▶ Exercise goal
Print the records again, character for character.

───── Input material ─────

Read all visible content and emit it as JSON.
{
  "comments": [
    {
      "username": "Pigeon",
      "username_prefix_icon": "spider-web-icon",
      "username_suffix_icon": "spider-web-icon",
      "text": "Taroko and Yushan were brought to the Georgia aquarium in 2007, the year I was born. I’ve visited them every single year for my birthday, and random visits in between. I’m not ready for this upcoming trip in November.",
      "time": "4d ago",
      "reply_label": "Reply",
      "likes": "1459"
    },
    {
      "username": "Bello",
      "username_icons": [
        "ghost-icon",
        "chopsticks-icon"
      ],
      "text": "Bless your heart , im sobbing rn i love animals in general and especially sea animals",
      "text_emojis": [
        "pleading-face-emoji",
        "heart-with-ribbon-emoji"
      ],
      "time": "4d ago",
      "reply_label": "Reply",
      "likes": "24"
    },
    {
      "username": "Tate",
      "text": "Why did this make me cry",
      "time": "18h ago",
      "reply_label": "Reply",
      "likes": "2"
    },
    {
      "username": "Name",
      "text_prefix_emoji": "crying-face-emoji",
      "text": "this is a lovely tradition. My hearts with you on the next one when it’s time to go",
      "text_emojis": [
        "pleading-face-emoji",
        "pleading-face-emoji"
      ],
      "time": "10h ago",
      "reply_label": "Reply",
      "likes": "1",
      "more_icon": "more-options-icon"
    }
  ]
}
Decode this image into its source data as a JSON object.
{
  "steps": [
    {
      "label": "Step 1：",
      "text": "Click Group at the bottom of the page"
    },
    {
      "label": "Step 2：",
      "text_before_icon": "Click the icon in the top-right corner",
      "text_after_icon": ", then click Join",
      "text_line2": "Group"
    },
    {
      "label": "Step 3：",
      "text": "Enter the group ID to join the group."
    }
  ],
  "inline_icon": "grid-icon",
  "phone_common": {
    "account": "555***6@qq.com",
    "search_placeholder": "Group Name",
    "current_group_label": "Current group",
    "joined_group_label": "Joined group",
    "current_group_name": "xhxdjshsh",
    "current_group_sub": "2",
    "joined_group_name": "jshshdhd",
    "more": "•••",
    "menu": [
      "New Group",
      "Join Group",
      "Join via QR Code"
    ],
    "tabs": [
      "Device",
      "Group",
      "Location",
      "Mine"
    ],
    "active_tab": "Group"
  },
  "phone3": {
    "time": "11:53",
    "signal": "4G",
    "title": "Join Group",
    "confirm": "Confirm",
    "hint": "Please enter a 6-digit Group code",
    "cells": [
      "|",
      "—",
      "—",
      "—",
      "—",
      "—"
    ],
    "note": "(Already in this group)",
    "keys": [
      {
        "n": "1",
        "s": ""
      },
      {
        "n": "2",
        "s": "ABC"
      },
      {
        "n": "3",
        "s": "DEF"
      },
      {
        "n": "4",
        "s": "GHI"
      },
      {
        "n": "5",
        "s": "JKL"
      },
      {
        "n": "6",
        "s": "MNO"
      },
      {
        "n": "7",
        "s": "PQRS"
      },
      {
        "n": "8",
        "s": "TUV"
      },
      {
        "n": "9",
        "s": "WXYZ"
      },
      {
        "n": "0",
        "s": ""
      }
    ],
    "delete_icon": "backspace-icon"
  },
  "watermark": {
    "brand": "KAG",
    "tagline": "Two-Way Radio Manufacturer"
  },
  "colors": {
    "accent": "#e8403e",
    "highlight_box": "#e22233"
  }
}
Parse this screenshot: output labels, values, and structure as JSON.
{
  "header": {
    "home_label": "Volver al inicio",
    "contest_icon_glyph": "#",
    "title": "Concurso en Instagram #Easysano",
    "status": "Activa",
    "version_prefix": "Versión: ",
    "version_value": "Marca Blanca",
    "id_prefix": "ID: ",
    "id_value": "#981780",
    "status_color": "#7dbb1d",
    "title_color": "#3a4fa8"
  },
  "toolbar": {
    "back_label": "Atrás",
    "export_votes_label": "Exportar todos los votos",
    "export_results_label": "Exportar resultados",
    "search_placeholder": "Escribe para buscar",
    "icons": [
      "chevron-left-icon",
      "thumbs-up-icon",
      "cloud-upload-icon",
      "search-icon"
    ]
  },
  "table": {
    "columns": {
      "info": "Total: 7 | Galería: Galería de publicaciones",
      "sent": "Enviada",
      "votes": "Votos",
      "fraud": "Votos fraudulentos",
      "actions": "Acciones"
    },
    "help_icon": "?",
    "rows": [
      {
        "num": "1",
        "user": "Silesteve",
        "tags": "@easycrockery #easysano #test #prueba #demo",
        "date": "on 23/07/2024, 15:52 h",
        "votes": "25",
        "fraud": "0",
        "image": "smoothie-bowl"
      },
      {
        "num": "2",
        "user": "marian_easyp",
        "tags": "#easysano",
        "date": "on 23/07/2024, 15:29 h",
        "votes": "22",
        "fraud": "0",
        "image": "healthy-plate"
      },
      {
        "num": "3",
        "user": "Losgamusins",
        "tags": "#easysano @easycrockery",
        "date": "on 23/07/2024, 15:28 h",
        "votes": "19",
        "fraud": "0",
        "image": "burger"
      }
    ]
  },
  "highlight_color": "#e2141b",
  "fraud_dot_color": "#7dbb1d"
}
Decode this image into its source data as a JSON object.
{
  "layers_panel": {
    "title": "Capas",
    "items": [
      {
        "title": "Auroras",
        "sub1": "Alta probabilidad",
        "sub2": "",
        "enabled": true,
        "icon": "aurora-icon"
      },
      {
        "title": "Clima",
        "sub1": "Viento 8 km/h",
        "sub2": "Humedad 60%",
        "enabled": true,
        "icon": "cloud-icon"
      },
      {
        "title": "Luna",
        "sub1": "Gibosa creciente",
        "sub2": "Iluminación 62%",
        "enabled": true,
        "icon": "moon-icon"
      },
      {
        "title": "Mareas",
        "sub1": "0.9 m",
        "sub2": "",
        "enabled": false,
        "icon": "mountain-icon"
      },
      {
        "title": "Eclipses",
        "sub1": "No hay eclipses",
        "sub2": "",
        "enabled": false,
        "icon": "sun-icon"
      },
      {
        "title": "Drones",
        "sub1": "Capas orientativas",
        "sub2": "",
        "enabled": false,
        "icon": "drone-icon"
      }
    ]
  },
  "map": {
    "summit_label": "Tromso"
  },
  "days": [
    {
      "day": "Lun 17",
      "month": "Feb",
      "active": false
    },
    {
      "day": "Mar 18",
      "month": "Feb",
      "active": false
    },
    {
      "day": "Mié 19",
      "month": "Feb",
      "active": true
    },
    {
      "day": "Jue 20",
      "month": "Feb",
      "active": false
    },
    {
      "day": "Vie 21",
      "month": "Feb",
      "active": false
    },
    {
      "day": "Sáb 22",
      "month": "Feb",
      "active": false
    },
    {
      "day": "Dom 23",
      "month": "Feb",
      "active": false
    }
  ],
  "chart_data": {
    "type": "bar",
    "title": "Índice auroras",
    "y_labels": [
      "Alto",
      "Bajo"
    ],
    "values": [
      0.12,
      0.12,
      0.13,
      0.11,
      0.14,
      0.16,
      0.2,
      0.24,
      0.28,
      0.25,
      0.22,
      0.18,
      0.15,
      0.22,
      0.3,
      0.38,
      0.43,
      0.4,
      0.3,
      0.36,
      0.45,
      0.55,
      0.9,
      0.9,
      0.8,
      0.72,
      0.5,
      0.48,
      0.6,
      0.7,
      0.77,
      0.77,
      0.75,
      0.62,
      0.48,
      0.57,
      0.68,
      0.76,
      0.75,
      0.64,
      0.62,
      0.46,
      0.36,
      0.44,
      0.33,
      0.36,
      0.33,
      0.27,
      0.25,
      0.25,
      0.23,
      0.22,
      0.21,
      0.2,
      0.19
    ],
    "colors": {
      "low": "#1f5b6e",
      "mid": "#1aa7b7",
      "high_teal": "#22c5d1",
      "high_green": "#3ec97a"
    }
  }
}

─────

▶ Answer for the task
Read all visible content and emit it as JSON.
{
  "comments": [
    {
      "username": "Pigeon",
      "username_prefix_icon": "spider-web-icon",
      "username_suffix_icon": "spider-web-icon",
      "text": "Taroko and Yushan were brought to the Georgia aquarium in 2007, the year I was born. I’ve visited them every single year for my birthday, and random visits in between. I’m not ready for this upcoming trip in November.",
      "time": "4d ago",
      "reply_label": "Reply",
      "likes": "1459"
    },
    {
      "username": "Bello",
      "username_icons": [
        "ghost-icon",
        "chopsticks-icon"
      ],
      "text": "Bless your heart , im sobbing rn i love animals in general and especially sea animals",
      "text_emojis": [
        "pleading-face-emoji",
        "heart-with-ribbon-emoji"
      ],
      "time": "4d ago",
      "reply_label": "Reply",
      "likes": "24"
    },
    {
      "username": "Tate",
      "text": "Why did this make me cry",
      "time": "18h ago",
      "reply_label": "Reply",
      "likes": "2"
    },
    {
      "username": "Name",
      "text_prefix_emoji": "crying-face-emoji",
      "text": "this is a lovely tradition. My hearts with you on the next one when it’s time to go",
      "text_emojis": [
        "pleading-face-emoji",
        "pleading-face-emoji"
      ],
      "time": "10h ago",
      "reply_label": "Reply",
      "likes": "1",
      "more_icon": "more-options-icon"
    }
  ]
}
Decode this image into its source data as a JSON object.
{
  "steps": [
    {
      "label": "Step 1：",
      "text": "Click Group at the bottom of the page"
    },
    {
      "label": "Step 2：",
      "text_before_icon": "Click the icon in the top-right corner",
      "text_after_icon": ", then click Join",
      "text_line2": "Group"
    },
    {
      "label": "Step 3：",
      "text": "Enter the group ID to join the group."
    }
  ],
  "inline_icon": "grid-icon",
  "phone_common": {
    "account": "555***6@qq.com",
    "search_placeholder": "Group Name",
    "current_group_label": "Current group",
    "joined_group_label": "Joined group",
    "current_group_name": "xhxdjshsh",
    "current_group_sub": "2",
    "joined_group_name": "jshshdhd",
    "more": "•••",
    "menu": [
      "New Group",
      "Join Group",
      "Join via QR Code"
    ],
    "tabs": [
      "Device",
      "Group",
      "Location",
      "Mine"
    ],
    "active_tab": "Group"
  },
  "phone3": {
    "time": "11:53",
    "signal": "4G",
    "title": "Join Group",
    "confirm": "Confirm",
    "hint": "Please enter a 6-digit Group code",
    "cells": [
      "|",
      "—",
      "—",
      "—",
      "—",
      "—"
    ],
    "note": "(Already in this group)",
    "keys": [
      {
        "n": "1",
        "s": ""
      },
      {
        "n": "2",
        "s": "ABC"
      },
      {
        "n": "3",
        "s": "DEF"
      },
      {
        "n": "4",
        "s": "GHI"
      },
      {
        "n": "5",
        "s": "JKL"
      },
      {
        "n": "6",
        "s": "MNO"
      },
      {
        "n": "7",
        "s": "PQRS"
      },
      {
        "n": "8",
        "s": "TUV"
      },
      {
        "n": "9",
        "s": "WXYZ"
      },
      {
        "n": "0",
        "s": ""
      }
    ],
    "delete_icon": "backspace-icon"
  },
  "watermark": {
    "brand": "KAG",
    "tagline": "Two-Way Radio Manufacturer"
  },
  "colors": {
    "accent": "#e8403e",
    "highlight_box": "#e22233"
  }
}
Parse this screenshot: output labels, values, and structure as JSON.
{
  "header": {
    "home_label": "Volver al inicio",
    "contest_icon_glyph": "#",
    "title": "Concurso en Instagram #Easysano",
    "status": "Activa",
    "version_prefix": "Versión: ",
    "version_value": "Marca Blanca",
    "id_prefix": "ID: ",
    "id_value": "#981780",
    "status_color": "#7dbb1d",
    "title_color": "#3a4fa8"
  },
  "toolbar": {
    "back_label": "Atrás",
    "export_votes_label": "Exportar todos los votos",
    "export_results_label": "Exportar resultados",
    "search_placeholder": "Escribe para buscar",
    "icons": [
      "chevron-left-icon",
      "thumbs-up-icon",
      "cloud-upload-icon",
      "search-icon"
    ]
  },
  "table": {
    "columns": {
      "info": "Total: 7 | Galería: Galería de publicaciones",
      "sent": "Enviada",
      "votes": "Votos",
      "fraud": "Votos fraudulentos",
      "actions": "Acciones"
    },
    "help_icon": "?",
    "rows": [
      {
        "num": "1",
        "user": "Silesteve",
        "tags": "@easycrockery #easysano #test #prueba #demo",
        "date": "on 23/07/2024, 15:52 h",
        "votes": "25",
        "fraud": "0",
        "image": "smoothie-bowl"
      },
      {
        "num": "2",
        "user": "marian_easyp",
        "tags": "#easysano",
        "date": "on 23/07/2024, 15:29 h",
        "votes": "22",
        "fraud": "0",
        "image": "healthy-plate"
      },
      {
        "num": "3",
        "user": "Losgamusins",
        "tags": "#easysano @easycrockery",
        "date": "on 23/07/2024, 15:28 h",
        "votes": "19",
        "fraud": "0",
        "image": "burger"
      }
    ]
  },
  "highlight_color": "#e2141b",
  "fraud_dot_color": "#7dbb1d"
}
Decode this image into its source data as a JSON object.
{
  "layers_panel": {
    "title": "Capas",
    "items": [
      {
        "title": "Auroras",
        "sub1": "Alta probabilidad",
        "sub2": "",
        "enabled": true,
        "icon": "aurora-icon"
      },
      {
        "title": "Clima",
        "sub1": "Viento 8 km/h",
        "sub2": "Humedad 60%",
        "enabled": true,
        "icon": "cloud-icon"
      },
      {
        "title": "Luna",
        "sub1": "Gibosa creciente",
        "sub2": "Iluminación 62%",
        "enabled": true,
        "icon": "moon-icon"
      },
      {
        "title": "Mareas",
        "sub1": "0.9 m",
        "sub2": "",
        "enabled": false,
        "icon": "mountain-icon"
      },
      {
        "title": "Eclipses",
        "sub1": "No hay eclipses",
        "sub2": "",
        "enabled": false,
        "icon": "sun-icon"
      },
      {
        "title": "Drones",
        "sub1": "Capas orientativas",
        "sub2": "",
        "enabled": false,
        "icon": "drone-icon"
      }
    ]
  },
  "map": {
    "summit_label": "Tromso"
  },
  "days": [
    {
      "day": "Lun 17",
      "month": "Feb",
      "active": false
    },
    {
      "day": "Mar 18",
      "month": "Feb",
      "active": false
    },
    {
      "day": "Mié 19",
      "month": "Feb",
      "active": true
    },
    {
      "day": "Jue 20",
      "month": "Feb",
      "active": false
    },
    {
      "day": "Vie 21",
      "month": "Feb",
      "active": false
    },
    {
      "day": "Sáb 22",
      "month": "Feb",
      "active": false
    },
    {
      "day": "Dom 23",
      "month": "Feb",
      "active": false
    }
  ],
  "chart_data": {
    "type": "bar",
    "title": "Índice auroras",
    "y_labels": [
      "Alto",
      "Bajo"
    ],
    "values": [
      0.12,
      0.12,
      0.13,
      0.11,
      0.14,
      0.16,
      0.2,
      0.24,
      0.28,
      0.25,
      0.22,
      0.18,
      0.15,
      0.22,
      0.3,
      0.38,
      0.43,
      0.4,
      0.3,
      0.36,
      0.45,
      0.55,
      0.9,
      0.9,
      0.8,
      0.72,
      0.5,
      0.48,
      0.6,
      0.7,
      0.77,
      0.77,
      0.75,
      0.62,
      0.48,
      0.57,
      0.68,
      0.76,
      0.75,
      0.64,
      0.62,
      0.46,
      0.36,
      0.44,
      0.33,
      0.36,
      0.33,
      0.27,
      0.25,
      0.25,
      0.23,
      0.22,
      0.21,
      0.2,
      0.19
    ],
    "colors": {
      "low": "#1f5b6e",
      "mid": "#1aa7b7",
      "high_teal": "#22c5d1",
      "high_green": "#3ec97a"
    }
  }
}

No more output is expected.